**Written request**
Exact repetition is required: output every record in full.

**Data records**
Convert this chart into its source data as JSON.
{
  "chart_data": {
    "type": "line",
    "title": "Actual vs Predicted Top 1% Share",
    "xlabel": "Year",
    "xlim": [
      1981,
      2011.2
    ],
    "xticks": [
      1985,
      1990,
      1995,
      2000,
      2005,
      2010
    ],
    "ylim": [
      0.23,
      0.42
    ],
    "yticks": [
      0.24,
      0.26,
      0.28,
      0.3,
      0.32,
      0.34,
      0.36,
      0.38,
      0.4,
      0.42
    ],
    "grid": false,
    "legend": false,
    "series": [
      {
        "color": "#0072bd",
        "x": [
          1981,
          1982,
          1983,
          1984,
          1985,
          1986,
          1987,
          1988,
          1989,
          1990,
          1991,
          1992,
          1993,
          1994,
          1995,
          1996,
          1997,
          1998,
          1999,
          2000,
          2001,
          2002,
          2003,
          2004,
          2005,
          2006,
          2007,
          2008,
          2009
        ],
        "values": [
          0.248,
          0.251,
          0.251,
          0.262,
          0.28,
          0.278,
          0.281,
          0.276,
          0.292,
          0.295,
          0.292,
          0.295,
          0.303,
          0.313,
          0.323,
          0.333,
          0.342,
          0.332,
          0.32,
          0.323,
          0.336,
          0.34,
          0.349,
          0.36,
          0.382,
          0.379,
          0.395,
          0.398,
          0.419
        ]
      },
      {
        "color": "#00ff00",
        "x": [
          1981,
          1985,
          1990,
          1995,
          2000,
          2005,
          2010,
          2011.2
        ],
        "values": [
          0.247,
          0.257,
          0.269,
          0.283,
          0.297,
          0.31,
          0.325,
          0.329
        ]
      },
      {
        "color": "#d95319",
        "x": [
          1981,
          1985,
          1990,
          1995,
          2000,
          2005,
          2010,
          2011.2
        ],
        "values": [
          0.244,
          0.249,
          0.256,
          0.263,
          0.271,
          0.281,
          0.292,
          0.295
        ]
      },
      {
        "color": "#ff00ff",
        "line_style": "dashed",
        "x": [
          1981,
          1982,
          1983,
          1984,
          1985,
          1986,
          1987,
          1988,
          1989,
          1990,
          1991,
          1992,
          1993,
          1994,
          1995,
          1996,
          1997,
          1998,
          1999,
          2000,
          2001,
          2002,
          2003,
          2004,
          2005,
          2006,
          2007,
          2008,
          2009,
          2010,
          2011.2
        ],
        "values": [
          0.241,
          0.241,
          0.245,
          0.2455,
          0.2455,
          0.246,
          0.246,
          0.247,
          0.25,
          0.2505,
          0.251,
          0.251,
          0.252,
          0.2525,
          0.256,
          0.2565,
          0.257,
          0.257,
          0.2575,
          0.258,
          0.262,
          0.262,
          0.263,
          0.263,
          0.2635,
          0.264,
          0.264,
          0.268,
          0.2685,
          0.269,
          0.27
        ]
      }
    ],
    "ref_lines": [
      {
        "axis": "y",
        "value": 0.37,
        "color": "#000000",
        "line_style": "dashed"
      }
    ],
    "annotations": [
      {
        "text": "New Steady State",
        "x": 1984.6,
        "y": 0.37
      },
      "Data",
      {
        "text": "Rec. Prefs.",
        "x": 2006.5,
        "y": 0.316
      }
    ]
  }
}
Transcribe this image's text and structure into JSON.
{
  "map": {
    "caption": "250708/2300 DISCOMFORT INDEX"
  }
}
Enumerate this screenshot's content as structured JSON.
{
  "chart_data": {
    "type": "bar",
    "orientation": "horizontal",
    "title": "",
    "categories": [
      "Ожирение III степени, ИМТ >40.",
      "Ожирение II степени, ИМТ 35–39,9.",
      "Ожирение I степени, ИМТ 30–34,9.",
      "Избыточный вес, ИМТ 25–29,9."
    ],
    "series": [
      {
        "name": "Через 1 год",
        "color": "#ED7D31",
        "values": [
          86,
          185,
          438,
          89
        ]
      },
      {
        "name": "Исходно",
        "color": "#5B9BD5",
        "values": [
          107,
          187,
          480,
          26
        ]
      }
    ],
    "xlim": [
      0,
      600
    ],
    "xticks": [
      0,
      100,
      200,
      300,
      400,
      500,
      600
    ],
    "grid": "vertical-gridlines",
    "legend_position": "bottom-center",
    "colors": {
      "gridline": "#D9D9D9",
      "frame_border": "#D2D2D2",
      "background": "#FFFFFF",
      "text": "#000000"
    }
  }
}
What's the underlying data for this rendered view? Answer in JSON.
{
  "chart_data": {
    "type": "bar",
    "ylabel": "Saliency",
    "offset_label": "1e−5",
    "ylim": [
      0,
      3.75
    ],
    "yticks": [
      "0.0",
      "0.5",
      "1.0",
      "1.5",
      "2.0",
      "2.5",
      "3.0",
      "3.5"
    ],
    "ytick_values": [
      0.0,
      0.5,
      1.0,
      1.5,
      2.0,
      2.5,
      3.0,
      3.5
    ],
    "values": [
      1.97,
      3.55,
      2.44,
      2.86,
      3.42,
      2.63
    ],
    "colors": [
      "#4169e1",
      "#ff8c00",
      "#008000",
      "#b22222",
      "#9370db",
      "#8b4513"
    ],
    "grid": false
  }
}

**Task result**
Convert this chart into its source data as JSON.
{
  "chart_data": {
    "type": "line",
    "title": "Actual vs Predicted Top 1% Share",
    "xlabel": "Year",
    "xlim": [
      1981,
      2011.2
    ],
    "xticks": [
      1985,
      1990,
      1995,
      2000,
      2005,
      2010
    ],
    "ylim": [
      0.23,
      0.42
    ],
    "yticks": [
      0.24,
      0.26,
      0.28,
      0.3,
      0.32,
      0.34,
      0.36,
      0.38,
      0.4,
      0.42
    ],
    "grid": false,
    "legend": false,
    "series": [
      {
        "color": "#0072bd",
        "x": [
          1981,
          1982,
          1983,
          1984,
          1985,
          1986,
          1987,
          1988,
          1989,
          1990,
          1991,
          1992,
          1993,
          1994,
          1995,
          1996,
          1997,
          1998,
          1999,
          2000,
          2001,
          2002,
          2003,
          2004,
          2005,
          2006,
          2007,
          2008,
          2009
        ],
        "values": [
          0.248,
          0.251,
          0.251,
          0.262,
          0.28,
          0.278,
          0.281,
          0.276,
          0.292,
          0.295,
          0.292,
          0.295,
          0.303,
          0.313,
          0.323,
          0.333,
          0.342,
          0.332,
          0.32,
          0.323,
          0.336,
          0.34,
          0.349,
          0.36,
          0.382,
          0.379,
          0.395,
          0.398,
          0.419
        ]
      },
      {
        "color": "#00ff00",
        "x": [
          1981,
          1985,
          1990,
          1995,
          2000,
          2005,
          2010,
          2011.2
        ],
        "values": [
          0.247,
          0.257,
          0.269,
          0.283,
          0.297,
          0.31,
          0.325,
          0.329
        ]
      },
      {
        "color": "#d95319",
        "x": [
          1981,
          1985,
          1990,
          1995,
          2000,
          2005,
          2010,
          2011.2
        ],
        "values": [
          0.244,
          0.249,
          0.256,
          0.263,
          0.271,
          0.281,
          0.292,
          0.295
        ]
      },
      {
        "color": "#ff00ff",
        "line_style": "dashed",
        "x": [
          1981,
          1982,
          1983,
          1984,
          1985,
          1986,
          1987,
          1988,
          1989,
          1990,
          1991,
          1992,
          1993,
          1994,
          1995,
          1996,
          1997,
          1998,
          1999,
          2000,
          2001,
          2002,
          2003,
          2004,
          2005,
          2006,
          2007,
          2008,
          2009,
          2010,
          2011.2
        ],
        "values": [
          0.241,
          0.241,
          0.245,
          0.2455,
          0.2455,
          0.246,
          0.246,
          0.247,
          0.25,
          0.2505,
          0.251,
          0.251,
          0.252,
          0.2525,
          0.256,
          0.2565,
          0.257,
          0.257,
          0.2575,
          0.258,
          0.262,
          0.262,
          0.263,
          0.263,
          0.2635,
          0.264,
          0.264,
          0.268,
          0.2685,
          0.269,
          0.27
        ]
      }
    ],
    "ref_lines": [
      {
        "axis": "y",
        "value": 0.37,
        "color": "#000000",
        "line_style": "dashed"
      }
    ],
    "annotations": [
      {
        "text": "New Steady State",
        "x": 1984.6,
        "y": 0.37
      },
      "Data",
      {
        "text": "Rec. Prefs.",
        "x": 2006.5,
        "y": 0.316
      }
    ]
  }
}
Transcribe this image's text and structure into JSON.
{
  "map": {
    "caption": "250708/2300 DISCOMFORT INDEX"
  }
}
Enumerate this screenshot's content as structured JSON.
{
  "chart_data": {
    "type": "bar",
    "orientation": "horizontal",
    "title": "",
    "categories": [
      "Ожирение III степени, ИМТ >40.",
      "Ожирение II степени, ИМТ 35–39,9.",
      "Ожирение I степени, ИМТ 30–34,9.",
      "Избыточный вес, ИМТ 25–29,9."
    ],
    "series": [
      {
        "name": "Через 1 год",
        "color": "#ED7D31",
        "values": [
          86,
          185,
          438,
          89
        ]
      },
      {
        "name": "Исходно",
        "color": "#5B9BD5",
        "values": [
          107,
          187,
          480,
          26
        ]
      }
    ],
    "xlim": [
      0,
      600
    ],
    "xticks": [
      0,
      100,
      200,
      300,
      400,
      500,
      600
    ],
    "grid": "vertical-gridlines",
    "legend_position": "bottom-center",
    "colors": {
      "gridline": "#D9D9D9",
      "frame_border": "#D2D2D2",
      "background": "#FFFFFF",
      "text": "#000000"
    }
  }
}
What's the underlying data for this rendered view? Answer in JSON.
{
  "chart_data": {
    "type": "bar",
    "ylabel": "Saliency",
    "offset_label": "1e−5",
    "ylim": [
      0,
      3.75
    ],
    "yticks": [
      "0.0",
      "0.5",
      "1.0",
      "1.5",
      "2.0",
      "2.5",
      "3.0",
      "3.5"
    ],
    "ytick_values": [
      0.0,
      0.5,
      1.0,
      1.5,
      2.0,
      2.5,
      3.0,
      3.5
    ],
    "values": [
      1.97,
      3.55,
      2.44,
      2.86,
      3.42,
      2.63
    ],
    "colors": [
      "#4169e1",
      "#ff8c00",
      "#008000",
      "#b22222",
      "#9370db",
      "#8b4513"
    ],
    "grid": false
  }
}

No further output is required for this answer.